* start Page text *

Step 4: Monitoring Your Model While It Trains

Once your training starts, you'll notice that, every 50 training steps, a new log appears below the cell with the red text. This is your training log, and it's the information that gets saved in the log(n).txt files. There's a lot of values in this log, and I'm not even going to pretend I know what all of them mean. I just focus on two values: Loss and MSE.

Again, I don't pretend to be able to explain what these values measure, exactly (you can google it if you're curious and a math person), but the basic goal of training is to get each of these numbers as close to 0 as possible without over-training your model. Over-training is what happens when your model fits too well to the dataset and starts spitting out images very close to or identical to images it trained on. We do not want this. What we want is a model that produces novel images that could have come from the training data.

The LSUN checkpoint that we begin training from is used because it has a really low score already, meaning that, hopefully, you'll have less work getting your model to this point. When your model starts, the Loss/MSE will be around .02. In the example below, I've gotten each down to a much lower number.

* end Page text *

__Required task A__:
Using the text on monitoring a model during training, decide whether each statement agrees with it: (i) a new log appears every 50 training steps; (ii) the author explains exactly what Loss and MSE measure; (iii) over-training leads the model to produce novel images. Give yes or no for each, and quote the words from the text that decide it.
__Required task B__:
According to the text on monitoring a model during training, what value will Loss/MSE be around when the model starts?
__Required task C__:
Resume the text on monitoring a model during training, picking up right after its final sentence.

* start Given information *

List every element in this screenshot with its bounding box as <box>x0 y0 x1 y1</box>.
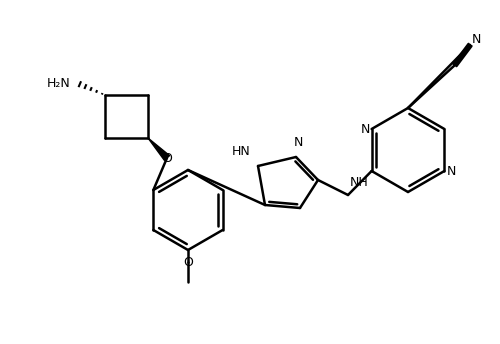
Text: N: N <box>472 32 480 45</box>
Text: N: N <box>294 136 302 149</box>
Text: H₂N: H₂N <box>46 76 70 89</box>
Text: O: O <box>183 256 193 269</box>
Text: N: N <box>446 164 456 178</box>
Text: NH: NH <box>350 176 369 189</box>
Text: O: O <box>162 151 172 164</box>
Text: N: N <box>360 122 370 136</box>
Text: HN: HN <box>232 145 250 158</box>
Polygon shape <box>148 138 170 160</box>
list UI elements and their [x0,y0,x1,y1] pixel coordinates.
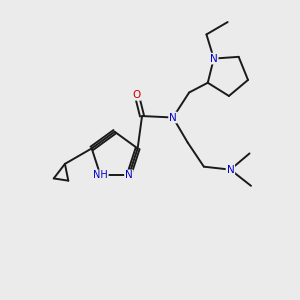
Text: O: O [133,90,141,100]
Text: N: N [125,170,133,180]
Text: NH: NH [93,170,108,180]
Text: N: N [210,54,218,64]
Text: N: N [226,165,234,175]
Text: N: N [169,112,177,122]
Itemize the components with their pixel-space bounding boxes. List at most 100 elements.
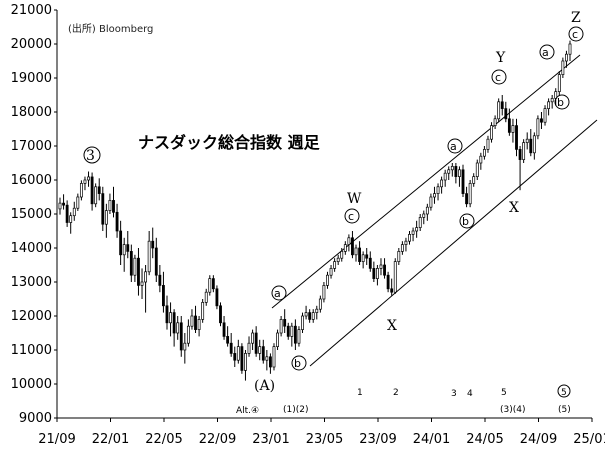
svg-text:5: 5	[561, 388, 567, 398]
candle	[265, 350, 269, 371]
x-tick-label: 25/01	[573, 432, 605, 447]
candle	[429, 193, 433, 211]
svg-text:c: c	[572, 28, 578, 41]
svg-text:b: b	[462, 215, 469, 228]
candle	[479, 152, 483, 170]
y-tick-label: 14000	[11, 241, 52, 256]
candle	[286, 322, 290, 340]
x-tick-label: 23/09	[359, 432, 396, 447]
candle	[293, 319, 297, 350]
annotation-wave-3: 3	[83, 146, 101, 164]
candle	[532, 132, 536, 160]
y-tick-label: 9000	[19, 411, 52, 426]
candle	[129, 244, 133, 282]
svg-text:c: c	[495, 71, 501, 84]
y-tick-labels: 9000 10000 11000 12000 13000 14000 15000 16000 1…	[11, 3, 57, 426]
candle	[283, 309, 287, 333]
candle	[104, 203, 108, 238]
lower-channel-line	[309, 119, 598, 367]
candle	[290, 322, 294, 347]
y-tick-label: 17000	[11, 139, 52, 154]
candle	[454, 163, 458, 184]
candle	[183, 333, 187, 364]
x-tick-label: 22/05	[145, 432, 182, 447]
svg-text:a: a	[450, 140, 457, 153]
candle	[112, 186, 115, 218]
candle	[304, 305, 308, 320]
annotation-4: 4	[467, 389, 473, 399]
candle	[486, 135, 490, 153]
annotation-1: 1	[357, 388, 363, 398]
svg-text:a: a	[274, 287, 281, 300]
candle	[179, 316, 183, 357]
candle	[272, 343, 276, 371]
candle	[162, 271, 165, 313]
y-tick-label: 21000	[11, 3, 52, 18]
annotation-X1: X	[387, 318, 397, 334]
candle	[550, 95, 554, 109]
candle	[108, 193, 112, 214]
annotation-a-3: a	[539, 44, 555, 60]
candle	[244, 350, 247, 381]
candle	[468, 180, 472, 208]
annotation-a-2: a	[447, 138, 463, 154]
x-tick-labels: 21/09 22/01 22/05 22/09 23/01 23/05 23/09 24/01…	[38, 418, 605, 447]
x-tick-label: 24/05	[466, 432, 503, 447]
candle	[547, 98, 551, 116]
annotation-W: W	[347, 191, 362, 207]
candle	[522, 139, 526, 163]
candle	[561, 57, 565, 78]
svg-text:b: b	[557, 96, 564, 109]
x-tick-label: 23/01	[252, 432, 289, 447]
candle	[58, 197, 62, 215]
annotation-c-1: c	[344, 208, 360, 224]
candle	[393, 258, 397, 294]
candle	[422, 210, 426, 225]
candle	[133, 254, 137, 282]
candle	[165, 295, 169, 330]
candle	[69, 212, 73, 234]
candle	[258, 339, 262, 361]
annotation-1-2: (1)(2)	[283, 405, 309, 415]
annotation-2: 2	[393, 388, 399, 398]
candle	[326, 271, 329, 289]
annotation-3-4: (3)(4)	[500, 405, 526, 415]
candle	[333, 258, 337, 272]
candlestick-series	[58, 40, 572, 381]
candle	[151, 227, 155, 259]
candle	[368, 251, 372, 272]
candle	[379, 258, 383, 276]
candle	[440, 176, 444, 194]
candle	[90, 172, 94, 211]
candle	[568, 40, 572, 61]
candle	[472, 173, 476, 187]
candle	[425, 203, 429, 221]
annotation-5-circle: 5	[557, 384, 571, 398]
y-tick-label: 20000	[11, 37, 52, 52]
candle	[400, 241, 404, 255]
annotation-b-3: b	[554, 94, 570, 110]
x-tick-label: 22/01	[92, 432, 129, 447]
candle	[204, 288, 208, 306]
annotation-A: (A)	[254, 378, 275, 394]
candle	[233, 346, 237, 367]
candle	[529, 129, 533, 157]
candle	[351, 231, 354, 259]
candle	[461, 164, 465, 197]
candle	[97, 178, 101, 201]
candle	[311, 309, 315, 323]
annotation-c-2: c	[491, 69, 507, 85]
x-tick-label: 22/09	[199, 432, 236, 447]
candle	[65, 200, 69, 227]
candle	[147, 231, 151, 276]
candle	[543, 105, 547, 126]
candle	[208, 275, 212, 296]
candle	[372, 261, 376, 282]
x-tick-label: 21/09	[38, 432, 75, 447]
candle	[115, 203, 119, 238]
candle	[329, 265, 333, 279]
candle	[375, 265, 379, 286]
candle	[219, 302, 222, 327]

* end Given information *
* start Given information *

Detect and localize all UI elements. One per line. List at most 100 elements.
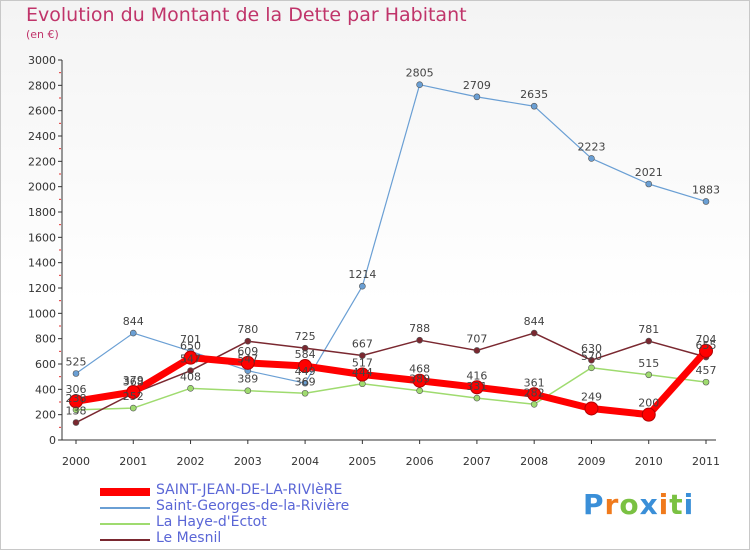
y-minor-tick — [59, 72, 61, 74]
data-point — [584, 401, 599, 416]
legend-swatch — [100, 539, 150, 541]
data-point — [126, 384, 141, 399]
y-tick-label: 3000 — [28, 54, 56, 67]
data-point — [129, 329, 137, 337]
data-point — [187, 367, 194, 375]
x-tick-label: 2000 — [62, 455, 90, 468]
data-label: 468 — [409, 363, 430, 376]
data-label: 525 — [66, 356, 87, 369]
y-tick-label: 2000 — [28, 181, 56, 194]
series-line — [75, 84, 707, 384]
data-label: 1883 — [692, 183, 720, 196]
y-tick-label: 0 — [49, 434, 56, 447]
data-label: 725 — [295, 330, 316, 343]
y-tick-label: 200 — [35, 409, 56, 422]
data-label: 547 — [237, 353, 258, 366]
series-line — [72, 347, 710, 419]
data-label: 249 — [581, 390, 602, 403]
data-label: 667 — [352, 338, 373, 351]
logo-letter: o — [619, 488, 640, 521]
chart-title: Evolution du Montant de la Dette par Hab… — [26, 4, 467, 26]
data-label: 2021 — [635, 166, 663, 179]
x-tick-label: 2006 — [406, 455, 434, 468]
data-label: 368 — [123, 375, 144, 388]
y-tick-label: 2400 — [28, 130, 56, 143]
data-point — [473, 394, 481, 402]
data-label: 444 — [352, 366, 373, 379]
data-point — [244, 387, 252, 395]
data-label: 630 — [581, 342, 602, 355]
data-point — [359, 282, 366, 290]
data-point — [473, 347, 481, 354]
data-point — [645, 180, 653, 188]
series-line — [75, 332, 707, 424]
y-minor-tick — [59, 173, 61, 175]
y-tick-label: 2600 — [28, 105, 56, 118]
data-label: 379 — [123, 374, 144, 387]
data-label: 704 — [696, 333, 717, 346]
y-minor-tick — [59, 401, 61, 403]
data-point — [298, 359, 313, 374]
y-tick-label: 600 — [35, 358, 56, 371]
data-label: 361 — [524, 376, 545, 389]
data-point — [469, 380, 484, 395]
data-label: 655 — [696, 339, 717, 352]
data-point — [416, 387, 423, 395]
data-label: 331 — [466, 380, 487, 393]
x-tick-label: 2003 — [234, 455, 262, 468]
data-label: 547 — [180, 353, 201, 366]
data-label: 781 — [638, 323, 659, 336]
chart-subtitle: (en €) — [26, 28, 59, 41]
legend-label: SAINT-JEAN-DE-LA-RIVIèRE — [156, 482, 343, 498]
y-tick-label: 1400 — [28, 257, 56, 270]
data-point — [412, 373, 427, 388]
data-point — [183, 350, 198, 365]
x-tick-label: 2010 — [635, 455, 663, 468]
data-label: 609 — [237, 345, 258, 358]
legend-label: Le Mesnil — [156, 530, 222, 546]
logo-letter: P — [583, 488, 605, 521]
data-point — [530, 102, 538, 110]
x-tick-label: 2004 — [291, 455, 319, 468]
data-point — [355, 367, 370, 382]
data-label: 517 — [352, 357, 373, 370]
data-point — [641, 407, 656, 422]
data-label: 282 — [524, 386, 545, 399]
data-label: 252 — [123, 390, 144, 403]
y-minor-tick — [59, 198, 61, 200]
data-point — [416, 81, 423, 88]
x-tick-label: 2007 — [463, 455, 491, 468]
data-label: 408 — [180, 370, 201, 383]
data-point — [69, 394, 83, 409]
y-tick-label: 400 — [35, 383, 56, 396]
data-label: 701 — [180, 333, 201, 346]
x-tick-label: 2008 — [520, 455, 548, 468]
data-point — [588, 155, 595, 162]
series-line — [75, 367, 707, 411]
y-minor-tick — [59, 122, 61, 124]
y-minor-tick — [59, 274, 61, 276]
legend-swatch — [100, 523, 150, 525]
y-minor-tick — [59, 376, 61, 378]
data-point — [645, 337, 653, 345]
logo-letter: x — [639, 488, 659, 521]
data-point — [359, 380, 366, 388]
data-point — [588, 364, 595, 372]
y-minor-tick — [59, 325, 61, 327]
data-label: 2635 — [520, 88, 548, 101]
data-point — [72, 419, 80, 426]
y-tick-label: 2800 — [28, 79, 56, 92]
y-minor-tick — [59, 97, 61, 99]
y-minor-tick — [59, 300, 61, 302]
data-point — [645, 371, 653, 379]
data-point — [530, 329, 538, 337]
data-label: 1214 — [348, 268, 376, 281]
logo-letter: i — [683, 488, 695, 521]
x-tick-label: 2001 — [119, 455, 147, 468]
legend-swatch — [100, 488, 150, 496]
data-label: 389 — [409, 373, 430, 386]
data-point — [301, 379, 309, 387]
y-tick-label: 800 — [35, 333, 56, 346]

* end Given information *
* start Given information *

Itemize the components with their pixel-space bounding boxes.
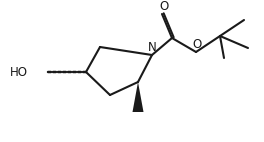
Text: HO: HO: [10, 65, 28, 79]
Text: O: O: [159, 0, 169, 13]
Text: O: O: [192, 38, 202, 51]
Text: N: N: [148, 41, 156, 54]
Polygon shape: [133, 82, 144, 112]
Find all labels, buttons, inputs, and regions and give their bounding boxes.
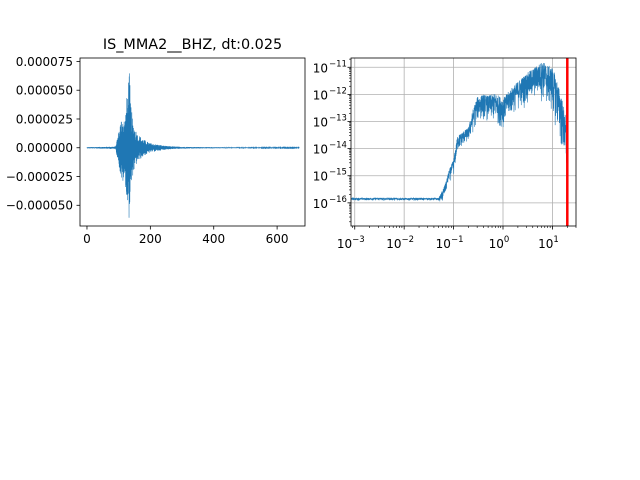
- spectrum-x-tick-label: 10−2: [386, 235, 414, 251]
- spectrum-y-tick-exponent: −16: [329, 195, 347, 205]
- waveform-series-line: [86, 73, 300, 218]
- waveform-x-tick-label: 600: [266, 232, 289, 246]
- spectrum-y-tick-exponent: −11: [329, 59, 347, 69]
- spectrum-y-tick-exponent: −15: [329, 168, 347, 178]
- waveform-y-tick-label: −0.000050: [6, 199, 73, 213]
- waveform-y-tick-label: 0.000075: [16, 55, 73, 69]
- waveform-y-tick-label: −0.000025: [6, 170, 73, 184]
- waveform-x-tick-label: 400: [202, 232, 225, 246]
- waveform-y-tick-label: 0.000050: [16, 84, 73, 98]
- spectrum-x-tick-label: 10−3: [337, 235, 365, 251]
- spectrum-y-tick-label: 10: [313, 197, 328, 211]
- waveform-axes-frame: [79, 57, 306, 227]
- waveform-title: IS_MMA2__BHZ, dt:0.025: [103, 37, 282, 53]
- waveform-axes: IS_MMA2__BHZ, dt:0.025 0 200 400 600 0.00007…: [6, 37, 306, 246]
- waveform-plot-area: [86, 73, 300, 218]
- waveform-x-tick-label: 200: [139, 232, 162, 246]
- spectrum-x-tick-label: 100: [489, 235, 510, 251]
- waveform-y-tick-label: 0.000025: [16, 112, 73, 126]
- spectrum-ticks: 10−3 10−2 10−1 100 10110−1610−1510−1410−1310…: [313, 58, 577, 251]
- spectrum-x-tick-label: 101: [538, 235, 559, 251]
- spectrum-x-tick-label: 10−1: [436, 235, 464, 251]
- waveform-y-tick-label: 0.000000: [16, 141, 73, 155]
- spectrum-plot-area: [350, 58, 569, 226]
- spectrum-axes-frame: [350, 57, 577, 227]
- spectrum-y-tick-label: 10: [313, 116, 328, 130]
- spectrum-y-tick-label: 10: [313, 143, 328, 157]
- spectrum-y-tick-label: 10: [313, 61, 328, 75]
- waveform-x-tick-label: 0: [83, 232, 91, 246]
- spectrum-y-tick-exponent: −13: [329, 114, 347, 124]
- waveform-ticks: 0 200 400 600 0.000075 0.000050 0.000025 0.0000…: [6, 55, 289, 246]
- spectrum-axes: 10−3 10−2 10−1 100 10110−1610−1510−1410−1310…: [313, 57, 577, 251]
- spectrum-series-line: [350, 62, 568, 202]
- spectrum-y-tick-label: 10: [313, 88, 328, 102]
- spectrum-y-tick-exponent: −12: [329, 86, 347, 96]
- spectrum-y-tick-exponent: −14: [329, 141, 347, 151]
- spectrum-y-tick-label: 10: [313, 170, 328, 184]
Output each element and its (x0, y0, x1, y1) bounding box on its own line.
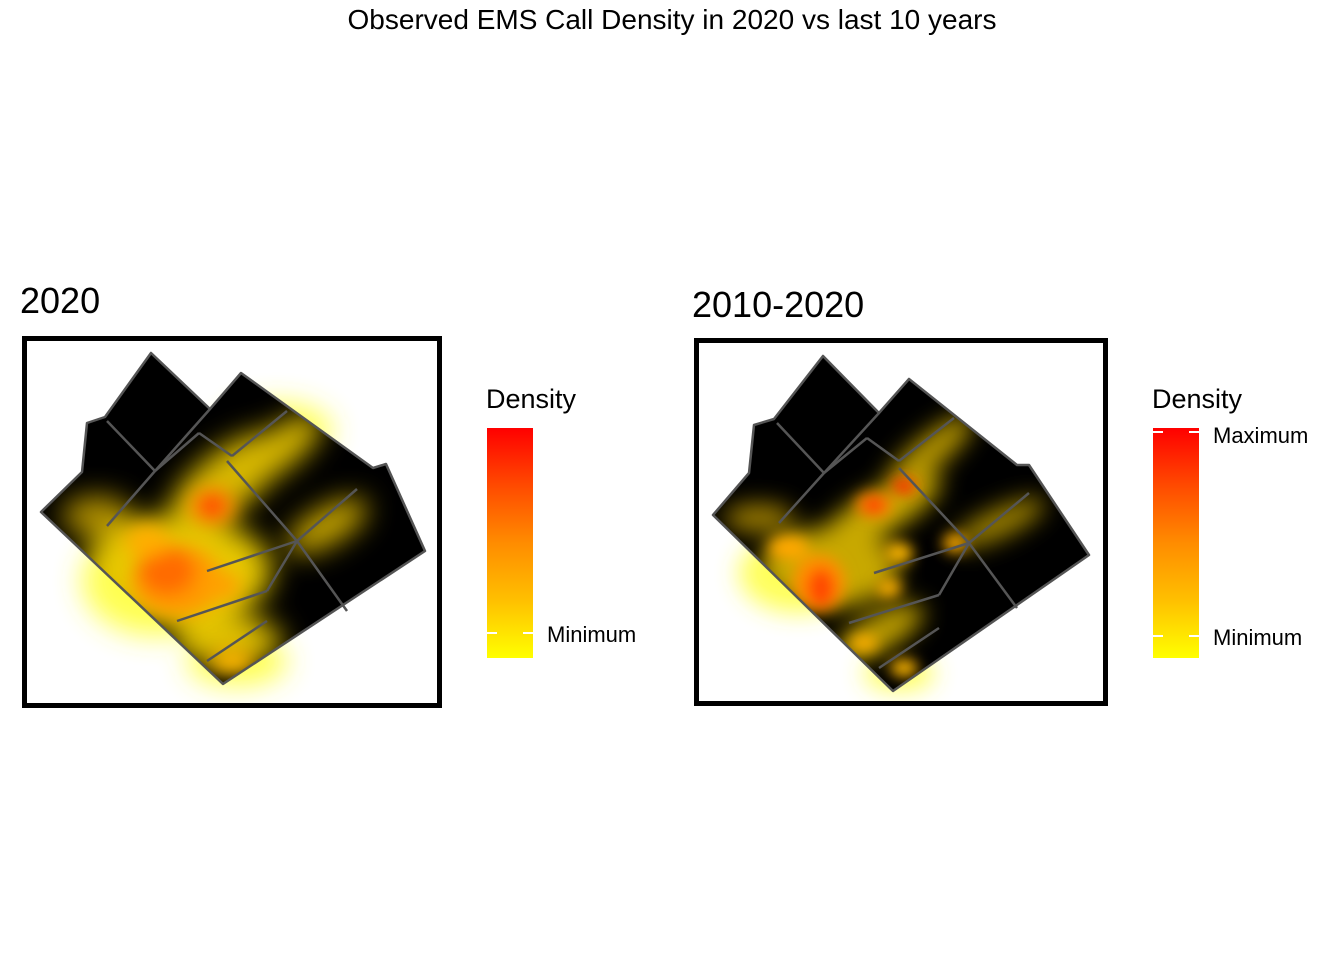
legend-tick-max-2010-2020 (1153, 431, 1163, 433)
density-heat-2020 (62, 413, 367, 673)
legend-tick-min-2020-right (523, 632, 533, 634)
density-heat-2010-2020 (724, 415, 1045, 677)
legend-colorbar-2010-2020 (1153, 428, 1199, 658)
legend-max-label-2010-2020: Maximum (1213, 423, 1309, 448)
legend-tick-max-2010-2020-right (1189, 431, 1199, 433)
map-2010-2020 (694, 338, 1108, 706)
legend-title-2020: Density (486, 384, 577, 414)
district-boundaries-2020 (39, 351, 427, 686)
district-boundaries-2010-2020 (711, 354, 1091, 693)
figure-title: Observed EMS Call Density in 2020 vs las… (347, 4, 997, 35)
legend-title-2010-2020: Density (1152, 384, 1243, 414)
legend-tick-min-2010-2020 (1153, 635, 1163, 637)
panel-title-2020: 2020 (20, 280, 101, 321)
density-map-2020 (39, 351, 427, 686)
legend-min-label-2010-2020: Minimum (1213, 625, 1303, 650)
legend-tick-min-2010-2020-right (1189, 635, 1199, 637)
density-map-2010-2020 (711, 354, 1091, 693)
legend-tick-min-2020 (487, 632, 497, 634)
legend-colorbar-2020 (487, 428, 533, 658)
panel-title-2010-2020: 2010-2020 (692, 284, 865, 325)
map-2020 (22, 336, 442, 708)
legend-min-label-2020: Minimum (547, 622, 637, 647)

* end Given information *

__Final answer A__:
(i) Yes: "every 50 training steps, a new log appears"
(ii) No: "I don't pretend to be able to explain what these values measure, exactly"
(iii) No: "starts spitting out images very close to or identical to images it trained on"

__Final answer B__:
Around .02.

__Final answer C__:
Screen Shot 2022-06-28 at 9.03.32 PM.png

Numbers are all well and good, but sometimes seeing what your model is capable of producing is the most fun--and helpful. To do this, we'll use Alex Spirin's fork of Disco Diffusion v 5.2, which allows us to load a custom model from Drive into Disco.

To load your custom model into the notebook, make sure you connect to the same Google drive account as you did with the fine-tuner. Once connected, you'll want to copy the path of your most recent ema checkpoint (NOT model, like we did above when restarting from a saved .pt). Scroll down to "2. Diffusion and CLIP model settings", expand the cell, select "custom" from the drop-down menu, paste your checkpoint path in placee of the default one, and your model should load when you run the notebook!

Screen Shot 2022-06-28 at 9.18.16 PM.png

You can use this to check on your new .pts as they're created, and before you know it, you'll have your own, fully-trained diffusion model!


That's really all there is to training your own custom diffusion model! It's really not as daunting a task as it may seem from the outset; that being said, if you have questions or if you run into issues, don't hesitate to reach out. I can't wait to see what everyone creates!

If you found this guide useful, please feel free (but in no way obligated) to sign up for my Patreon or follow me on Twitter if you haven't already--I'm always up to some sort of AI art stuff on both!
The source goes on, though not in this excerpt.